• REQUIREMENT: Find the word "Entre" in the listing; pull out each line holding it.

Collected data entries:
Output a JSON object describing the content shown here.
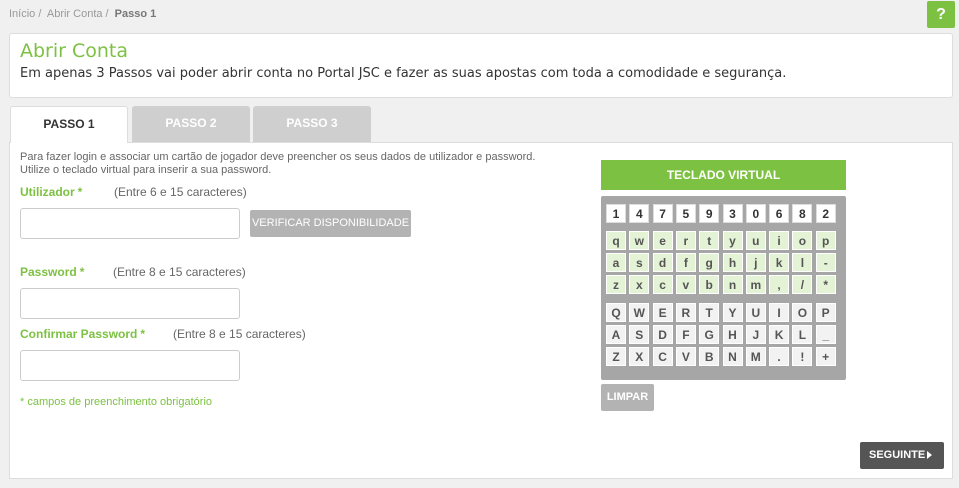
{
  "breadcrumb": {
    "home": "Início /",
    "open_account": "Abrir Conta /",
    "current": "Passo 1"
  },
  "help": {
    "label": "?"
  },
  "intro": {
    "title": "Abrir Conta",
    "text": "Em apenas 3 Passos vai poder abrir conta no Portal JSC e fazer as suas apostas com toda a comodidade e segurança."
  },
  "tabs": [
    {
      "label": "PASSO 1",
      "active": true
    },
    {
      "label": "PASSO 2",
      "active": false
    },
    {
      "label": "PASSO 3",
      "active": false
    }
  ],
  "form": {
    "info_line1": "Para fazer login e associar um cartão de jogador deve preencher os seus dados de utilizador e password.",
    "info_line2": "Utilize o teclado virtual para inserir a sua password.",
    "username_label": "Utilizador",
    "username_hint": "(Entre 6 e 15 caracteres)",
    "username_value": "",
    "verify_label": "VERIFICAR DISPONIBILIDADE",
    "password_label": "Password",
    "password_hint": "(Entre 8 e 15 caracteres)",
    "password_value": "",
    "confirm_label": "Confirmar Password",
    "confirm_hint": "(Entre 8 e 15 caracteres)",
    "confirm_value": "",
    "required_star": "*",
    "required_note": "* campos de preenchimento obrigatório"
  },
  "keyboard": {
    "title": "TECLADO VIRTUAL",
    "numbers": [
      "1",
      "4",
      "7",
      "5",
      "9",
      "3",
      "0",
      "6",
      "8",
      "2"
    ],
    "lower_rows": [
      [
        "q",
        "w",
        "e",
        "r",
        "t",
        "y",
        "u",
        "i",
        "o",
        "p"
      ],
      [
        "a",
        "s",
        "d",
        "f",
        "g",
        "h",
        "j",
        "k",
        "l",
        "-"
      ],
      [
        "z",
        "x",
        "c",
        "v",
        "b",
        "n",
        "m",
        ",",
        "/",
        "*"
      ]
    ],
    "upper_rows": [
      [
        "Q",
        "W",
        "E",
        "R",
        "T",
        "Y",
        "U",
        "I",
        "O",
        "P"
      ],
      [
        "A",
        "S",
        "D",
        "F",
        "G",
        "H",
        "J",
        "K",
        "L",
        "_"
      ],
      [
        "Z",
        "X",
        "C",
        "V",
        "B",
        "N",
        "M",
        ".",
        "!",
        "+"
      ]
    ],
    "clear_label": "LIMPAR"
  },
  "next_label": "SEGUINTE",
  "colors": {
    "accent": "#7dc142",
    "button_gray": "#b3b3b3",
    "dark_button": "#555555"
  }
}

• WRITTEN SOLUTION:
    "username_hint": "(Entre 6 e 15 caracteres)",
    "password_hint": "(Entre 8 e 15 caracteres)",
    "confirm_hint": "(Entre 8 e 15 caracteres)",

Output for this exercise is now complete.